WORK TO BE COMPLETED.
Without skipping anything, write out each record below exactly.

Records from a collection:
------

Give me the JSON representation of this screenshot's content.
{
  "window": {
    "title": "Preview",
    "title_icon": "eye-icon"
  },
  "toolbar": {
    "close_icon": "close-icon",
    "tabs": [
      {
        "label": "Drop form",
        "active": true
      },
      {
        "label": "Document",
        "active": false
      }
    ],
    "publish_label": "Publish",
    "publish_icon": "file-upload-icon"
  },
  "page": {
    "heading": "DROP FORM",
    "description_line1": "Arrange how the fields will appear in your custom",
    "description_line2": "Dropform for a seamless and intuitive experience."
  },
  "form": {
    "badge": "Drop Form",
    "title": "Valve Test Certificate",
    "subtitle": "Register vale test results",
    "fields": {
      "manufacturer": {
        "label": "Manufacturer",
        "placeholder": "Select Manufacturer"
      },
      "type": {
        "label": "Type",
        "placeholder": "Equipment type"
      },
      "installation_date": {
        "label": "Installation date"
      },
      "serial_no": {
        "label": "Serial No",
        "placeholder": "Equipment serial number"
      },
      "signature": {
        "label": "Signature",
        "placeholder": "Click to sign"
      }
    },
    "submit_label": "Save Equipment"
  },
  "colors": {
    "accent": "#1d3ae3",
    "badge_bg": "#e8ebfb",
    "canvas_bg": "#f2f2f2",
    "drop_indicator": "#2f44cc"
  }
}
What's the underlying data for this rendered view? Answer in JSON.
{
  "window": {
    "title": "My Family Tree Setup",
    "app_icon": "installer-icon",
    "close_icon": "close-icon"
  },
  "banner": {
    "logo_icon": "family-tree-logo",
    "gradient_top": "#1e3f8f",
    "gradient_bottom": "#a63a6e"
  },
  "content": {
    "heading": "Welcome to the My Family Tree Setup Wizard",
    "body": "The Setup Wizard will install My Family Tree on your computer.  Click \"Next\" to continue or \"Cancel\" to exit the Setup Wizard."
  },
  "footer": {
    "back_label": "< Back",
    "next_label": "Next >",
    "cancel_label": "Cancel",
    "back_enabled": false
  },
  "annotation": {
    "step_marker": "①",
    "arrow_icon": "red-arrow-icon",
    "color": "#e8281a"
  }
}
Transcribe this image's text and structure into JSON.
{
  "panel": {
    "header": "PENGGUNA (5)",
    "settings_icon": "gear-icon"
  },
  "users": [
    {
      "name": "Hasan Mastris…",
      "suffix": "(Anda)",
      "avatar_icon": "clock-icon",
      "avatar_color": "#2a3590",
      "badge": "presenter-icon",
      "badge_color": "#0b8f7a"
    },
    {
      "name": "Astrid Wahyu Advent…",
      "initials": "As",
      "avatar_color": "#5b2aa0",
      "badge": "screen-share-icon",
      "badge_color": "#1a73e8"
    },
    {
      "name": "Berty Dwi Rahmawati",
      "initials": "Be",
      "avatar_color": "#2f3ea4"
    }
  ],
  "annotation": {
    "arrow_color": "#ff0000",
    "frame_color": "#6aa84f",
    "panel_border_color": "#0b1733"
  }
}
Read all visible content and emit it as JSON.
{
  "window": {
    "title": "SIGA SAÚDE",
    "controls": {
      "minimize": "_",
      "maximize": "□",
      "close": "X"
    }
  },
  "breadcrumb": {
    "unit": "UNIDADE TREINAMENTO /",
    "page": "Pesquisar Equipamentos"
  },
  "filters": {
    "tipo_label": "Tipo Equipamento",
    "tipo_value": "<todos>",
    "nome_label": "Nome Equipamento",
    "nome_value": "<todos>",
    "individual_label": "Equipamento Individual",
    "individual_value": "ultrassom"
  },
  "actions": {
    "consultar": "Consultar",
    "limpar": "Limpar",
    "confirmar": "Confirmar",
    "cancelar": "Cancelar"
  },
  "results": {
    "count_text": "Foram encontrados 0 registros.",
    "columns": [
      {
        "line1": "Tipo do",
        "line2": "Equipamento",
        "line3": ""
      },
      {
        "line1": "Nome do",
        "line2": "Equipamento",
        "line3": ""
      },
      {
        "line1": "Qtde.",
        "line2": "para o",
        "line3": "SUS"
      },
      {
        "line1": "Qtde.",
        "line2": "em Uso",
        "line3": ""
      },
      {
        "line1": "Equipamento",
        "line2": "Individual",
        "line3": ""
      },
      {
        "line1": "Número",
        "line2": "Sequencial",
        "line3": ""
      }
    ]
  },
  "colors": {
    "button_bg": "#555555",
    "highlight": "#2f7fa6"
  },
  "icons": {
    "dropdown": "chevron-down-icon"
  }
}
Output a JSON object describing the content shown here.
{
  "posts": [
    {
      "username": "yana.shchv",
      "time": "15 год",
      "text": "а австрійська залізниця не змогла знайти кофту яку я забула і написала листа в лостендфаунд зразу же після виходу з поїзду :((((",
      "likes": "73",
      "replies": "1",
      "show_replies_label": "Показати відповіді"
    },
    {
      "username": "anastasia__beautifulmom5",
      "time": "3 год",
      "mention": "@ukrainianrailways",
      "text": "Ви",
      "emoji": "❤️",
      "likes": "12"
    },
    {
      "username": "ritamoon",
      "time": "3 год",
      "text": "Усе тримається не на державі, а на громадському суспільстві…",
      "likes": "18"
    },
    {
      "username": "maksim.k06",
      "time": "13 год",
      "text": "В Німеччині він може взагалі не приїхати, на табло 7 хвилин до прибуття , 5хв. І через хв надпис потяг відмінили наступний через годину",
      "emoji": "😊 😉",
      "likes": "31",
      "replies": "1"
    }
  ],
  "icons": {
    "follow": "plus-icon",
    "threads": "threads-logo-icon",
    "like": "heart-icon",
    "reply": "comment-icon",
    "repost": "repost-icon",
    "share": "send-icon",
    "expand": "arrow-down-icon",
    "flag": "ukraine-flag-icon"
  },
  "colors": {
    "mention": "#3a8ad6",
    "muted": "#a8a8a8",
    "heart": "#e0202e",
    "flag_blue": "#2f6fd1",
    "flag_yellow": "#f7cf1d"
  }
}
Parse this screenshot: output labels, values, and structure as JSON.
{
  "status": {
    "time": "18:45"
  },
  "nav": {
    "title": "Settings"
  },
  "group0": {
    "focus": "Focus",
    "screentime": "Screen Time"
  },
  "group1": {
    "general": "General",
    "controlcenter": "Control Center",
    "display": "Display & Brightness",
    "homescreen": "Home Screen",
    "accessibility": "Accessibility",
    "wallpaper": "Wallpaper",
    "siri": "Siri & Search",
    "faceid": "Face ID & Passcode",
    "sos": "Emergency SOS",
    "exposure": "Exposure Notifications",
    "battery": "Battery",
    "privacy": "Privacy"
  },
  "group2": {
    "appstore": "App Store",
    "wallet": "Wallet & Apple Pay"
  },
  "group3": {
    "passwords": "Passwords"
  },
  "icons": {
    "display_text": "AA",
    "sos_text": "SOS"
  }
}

------

EXERCISE OUTPUT.
Give me the JSON representation of this screenshot's content.
{
  "window": {
    "title": "Preview",
    "title_icon": "eye-icon"
  },
  "toolbar": {
    "close_icon": "close-icon",
    "tabs": [
      {
        "label": "Drop form",
        "active": true
      },
      {
        "label": "Document",
        "active": false
      }
    ],
    "publish_label": "Publish",
    "publish_icon": "file-upload-icon"
  },
  "page": {
    "heading": "DROP FORM",
    "description_line1": "Arrange how the fields will appear in your custom",
    "description_line2": "Dropform for a seamless and intuitive experience."
  },
  "form": {
    "badge": "Drop Form",
    "title": "Valve Test Certificate",
    "subtitle": "Register vale test results",
    "fields": {
      "manufacturer": {
        "label": "Manufacturer",
        "placeholder": "Select Manufacturer"
      },
      "type": {
        "label": "Type",
        "placeholder": "Equipment type"
      },
      "installation_date": {
        "label": "Installation date"
      },
      "serial_no": {
        "label": "Serial No",
        "placeholder": "Equipment serial number"
      },
      "signature": {
        "label": "Signature",
        "placeholder": "Click to sign"
      }
    },
    "submit_label": "Save Equipment"
  },
  "colors": {
    "accent": "#1d3ae3",
    "badge_bg": "#e8ebfb",
    "canvas_bg": "#f2f2f2",
    "drop_indicator": "#2f44cc"
  }
}
What's the underlying data for this rendered view? Answer in JSON.
{
  "window": {
    "title": "My Family Tree Setup",
    "app_icon": "installer-icon",
    "close_icon": "close-icon"
  },
  "banner": {
    "logo_icon": "family-tree-logo",
    "gradient_top": "#1e3f8f",
    "gradient_bottom": "#a63a6e"
  },
  "content": {
    "heading": "Welcome to the My Family Tree Setup Wizard",
    "body": "The Setup Wizard will install My Family Tree on your computer.  Click \"Next\" to continue or \"Cancel\" to exit the Setup Wizard."
  },
  "footer": {
    "back_label": "< Back",
    "next_label": "Next >",
    "cancel_label": "Cancel",
    "back_enabled": false
  },
  "annotation": {
    "step_marker": "①",
    "arrow_icon": "red-arrow-icon",
    "color": "#e8281a"
  }
}
Transcribe this image's text and structure into JSON.
{
  "panel": {
    "header": "PENGGUNA (5)",
    "settings_icon": "gear-icon"
  },
  "users": [
    {
      "name": "Hasan Mastris…",
      "suffix": "(Anda)",
      "avatar_icon": "clock-icon",
      "avatar_color": "#2a3590",
      "badge": "presenter-icon",
      "badge_color": "#0b8f7a"
    },
    {
      "name": "Astrid Wahyu Advent…",
      "initials": "As",
      "avatar_color": "#5b2aa0",
      "badge": "screen-share-icon",
      "badge_color": "#1a73e8"
    },
    {
      "name": "Berty Dwi Rahmawati",
      "initials": "Be",
      "avatar_color": "#2f3ea4"
    }
  ],
  "annotation": {
    "arrow_color": "#ff0000",
    "frame_color": "#6aa84f",
    "panel_border_color": "#0b1733"
  }
}
Read all visible content and emit it as JSON.
{
  "window": {
    "title": "SIGA SAÚDE",
    "controls": {
      "minimize": "_",
      "maximize": "□",
      "close": "X"
    }
  },
  "breadcrumb": {
    "unit": "UNIDADE TREINAMENTO /",
    "page": "Pesquisar Equipamentos"
  },
  "filters": {
    "tipo_label": "Tipo Equipamento",
    "tipo_value": "<todos>",
    "nome_label": "Nome Equipamento",
    "nome_value": "<todos>",
    "individual_label": "Equipamento Individual",
    "individual_value": "ultrassom"
  },
  "actions": {
    "consultar": "Consultar",
    "limpar": "Limpar",
    "confirmar": "Confirmar",
    "cancelar": "Cancelar"
  },
  "results": {
    "count_text": "Foram encontrados 0 registros.",
    "columns": [
      {
        "line1": "Tipo do",
        "line2": "Equipamento",
        "line3": ""
      },
      {
        "line1": "Nome do",
        "line2": "Equipamento",
        "line3": ""
      },
      {
        "line1": "Qtde.",
        "line2": "para o",
        "line3": "SUS"
      },
      {
        "line1": "Qtde.",
        "line2": "em Uso",
        "line3": ""
      },
      {
        "line1": "Equipamento",
        "line2": "Individual",
        "line3": ""
      },
      {
        "line1": "Número",
        "line2": "Sequencial",
        "line3": ""
      }
    ]
  },
  "colors": {
    "button_bg": "#555555",
    "highlight": "#2f7fa6"
  },
  "icons": {
    "dropdown": "chevron-down-icon"
  }
}
Output a JSON object describing the content shown here.
{
  "posts": [
    {
      "username": "yana.shchv",
      "time": "15 год",
      "text": "а австрійська залізниця не змогла знайти кофту яку я забула і написала листа в лостендфаунд зразу же після виходу з поїзду :((((",
      "likes": "73",
      "replies": "1",
      "show_replies_label": "Показати відповіді"
    },
    {
      "username": "anastasia__beautifulmom5",
      "time": "3 год",
      "mention": "@ukrainianrailways",
      "text": "Ви",
      "emoji": "❤️",
      "likes": "12"
    },
    {
      "username": "ritamoon",
      "time": "3 год",
      "text": "Усе тримається не на державі, а на громадському суспільстві…",
      "likes": "18"
    },
    {
      "username": "maksim.k06",
      "time": "13 год",
      "text": "В Німеччині він може взагалі не приїхати, на табло 7 хвилин до прибуття , 5хв. І через хв надпис потяг відмінили наступний через годину",
      "emoji": "😊 😉",
      "likes": "31",
      "replies": "1"
    }
  ],
  "icons": {
    "follow": "plus-icon",
    "threads": "threads-logo-icon",
    "like": "heart-icon",
    "reply": "comment-icon",
    "repost": "repost-icon",
    "share": "send-icon",
    "expand": "arrow-down-icon",
    "flag": "ukraine-flag-icon"
  },
  "colors": {
    "mention": "#3a8ad6",
    "muted": "#a8a8a8",
    "heart": "#e0202e",
    "flag_blue": "#2f6fd1",
    "flag_yellow": "#f7cf1d"
  }
}
Parse this screenshot: output labels, values, and structure as JSON.
{
  "status": {
    "time": "18:45"
  },
  "nav": {
    "title": "Settings"
  },
  "group0": {
    "focus": "Focus",
    "screentime": "Screen Time"
  },
  "group1": {
    "general": "General",
    "controlcenter": "Control Center",
    "display": "Display & Brightness",
    "homescreen": "Home Screen",
    "accessibility": "Accessibility",
    "wallpaper": "Wallpaper",
    "siri": "Siri & Search",
    "faceid": "Face ID & Passcode",
    "sos": "Emergency SOS",
    "exposure": "Exposure Notifications",
    "battery": "Battery",
    "privacy": "Privacy"
  },
  "group2": {
    "appstore": "App Store",
    "wallet": "Wallet & Apple Pay"
  },
  "group3": {
    "passwords": "Passwords"
  },
  "icons": {
    "display_text": "AA",
    "sos_text": "SOS"
  }
}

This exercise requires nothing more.